- **Set exercise**
Pictures appear in the records below; write out everything else exactly.

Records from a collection
(begin)

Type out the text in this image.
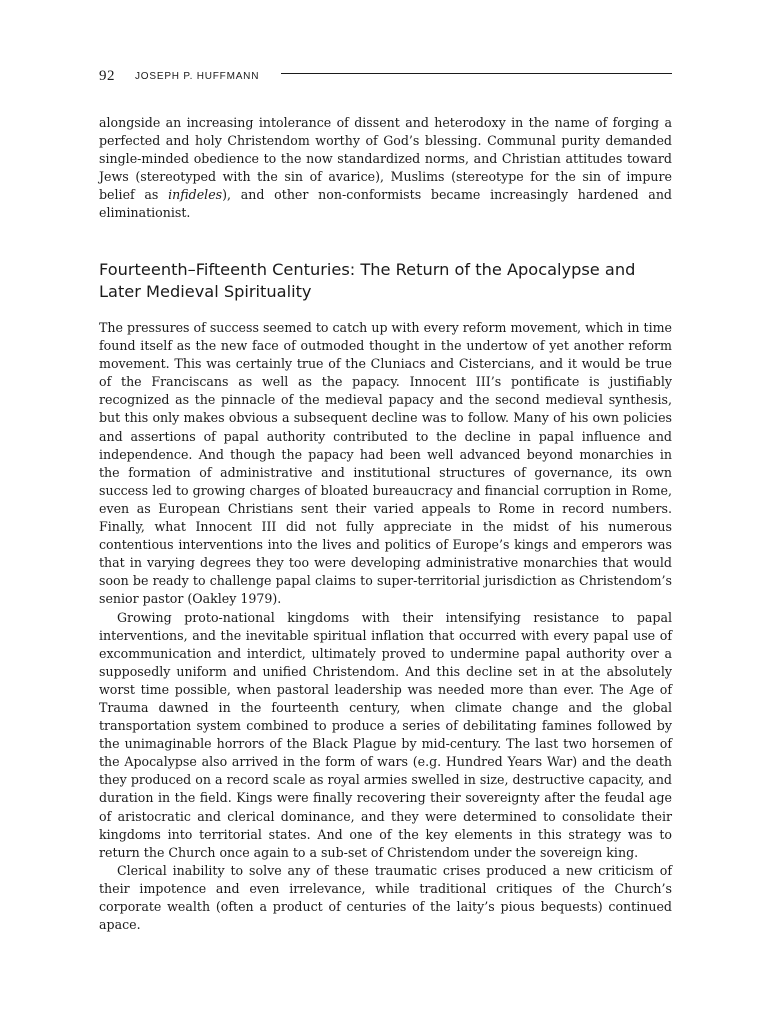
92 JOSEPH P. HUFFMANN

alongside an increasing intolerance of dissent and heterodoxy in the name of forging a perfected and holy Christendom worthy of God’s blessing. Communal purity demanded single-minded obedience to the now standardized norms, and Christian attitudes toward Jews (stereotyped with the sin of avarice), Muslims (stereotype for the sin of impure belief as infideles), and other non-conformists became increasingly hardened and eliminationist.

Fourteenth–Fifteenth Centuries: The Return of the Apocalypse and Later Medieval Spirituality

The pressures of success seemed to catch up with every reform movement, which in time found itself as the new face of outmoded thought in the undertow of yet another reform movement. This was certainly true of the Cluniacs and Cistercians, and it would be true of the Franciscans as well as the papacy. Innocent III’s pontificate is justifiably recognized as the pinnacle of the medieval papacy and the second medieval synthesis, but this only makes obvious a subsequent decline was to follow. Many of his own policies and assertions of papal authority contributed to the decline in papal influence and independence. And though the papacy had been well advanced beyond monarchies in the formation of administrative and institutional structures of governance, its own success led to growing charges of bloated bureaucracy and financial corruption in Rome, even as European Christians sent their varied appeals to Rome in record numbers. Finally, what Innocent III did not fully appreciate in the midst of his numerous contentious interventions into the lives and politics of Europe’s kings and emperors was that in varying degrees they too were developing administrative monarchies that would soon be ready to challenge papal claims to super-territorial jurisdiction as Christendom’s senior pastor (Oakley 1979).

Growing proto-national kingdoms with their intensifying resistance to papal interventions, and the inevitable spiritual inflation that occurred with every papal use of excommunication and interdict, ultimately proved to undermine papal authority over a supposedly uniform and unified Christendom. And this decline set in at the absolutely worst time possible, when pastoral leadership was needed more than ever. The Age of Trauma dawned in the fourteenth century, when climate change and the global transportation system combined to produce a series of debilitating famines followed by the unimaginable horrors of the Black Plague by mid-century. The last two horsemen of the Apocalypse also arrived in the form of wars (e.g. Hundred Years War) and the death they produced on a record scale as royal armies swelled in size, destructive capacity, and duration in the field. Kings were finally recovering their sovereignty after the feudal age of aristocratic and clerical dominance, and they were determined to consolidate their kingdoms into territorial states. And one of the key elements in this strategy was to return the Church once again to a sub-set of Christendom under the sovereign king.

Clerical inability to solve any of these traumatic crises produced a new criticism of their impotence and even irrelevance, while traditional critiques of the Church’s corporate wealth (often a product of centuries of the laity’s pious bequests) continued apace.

(end)

- **Expected output**
Type out the text in this image.
92 JOSEPH P. HUFFMANN

alongside an increasing intolerance of dissent and heterodoxy in the name of forging a perfected and holy Christendom worthy of God’s blessing. Communal purity demanded single-minded obedience to the now standardized norms, and Christian attitudes toward Jews (stereotyped with the sin of avarice), Muslims (stereotype for the sin of impure belief as infideles), and other non-conformists became increasingly hardened and eliminationist.

Fourteenth–Fifteenth Centuries: The Return of the Apocalypse and Later Medieval Spirituality

The pressures of success seemed to catch up with every reform movement, which in time found itself as the new face of outmoded thought in the undertow of yet another reform movement. This was certainly true of the Cluniacs and Cistercians, and it would be true of the Franciscans as well as the papacy. Innocent III’s pontificate is justifiably recognized as the pinnacle of the medieval papacy and the second medieval synthesis, but this only makes obvious a subsequent decline was to follow. Many of his own policies and assertions of papal authority contributed to the decline in papal influence and independence. And though the papacy had been well advanced beyond monarchies in the formation of administrative and institutional structures of governance, its own success led to growing charges of bloated bureaucracy and financial corruption in Rome, even as European Christians sent their varied appeals to Rome in record numbers. Finally, what Innocent III did not fully appreciate in the midst of his numerous contentious interventions into the lives and politics of Europe’s kings and emperors was that in varying degrees they too were developing administrative monarchies that would soon be ready to challenge papal claims to super-territorial jurisdiction as Christendom’s senior pastor (Oakley 1979).

Growing proto-national kingdoms with their intensifying resistance to papal interventions, and the inevitable spiritual inflation that occurred with every papal use of excommunication and interdict, ultimately proved to undermine papal authority over a supposedly uniform and unified Christendom. And this decline set in at the absolutely worst time possible, when pastoral leadership was needed more than ever. The Age of Trauma dawned in the fourteenth century, when climate change and the global transportation system combined to produce a series of debilitating famines followed by the unimaginable horrors of the Black Plague by mid-century. The last two horsemen of the Apocalypse also arrived in the form of wars (e.g. Hundred Years War) and the death they produced on a record scale as royal armies swelled in size, destructive capacity, and duration in the field. Kings were finally recovering their sovereignty after the feudal age of aristocratic and clerical dominance, and they were determined to consolidate their kingdoms into territorial states. And one of the key elements in this strategy was to return the Church once again to a sub-set of Christendom under the sovereign king.

Clerical inability to solve any of these traumatic crises produced a new criticism of their impotence and even irrelevance, while traditional critiques of the Church’s corporate wealth (often a product of centuries of the laity’s pious bequests) continued apace.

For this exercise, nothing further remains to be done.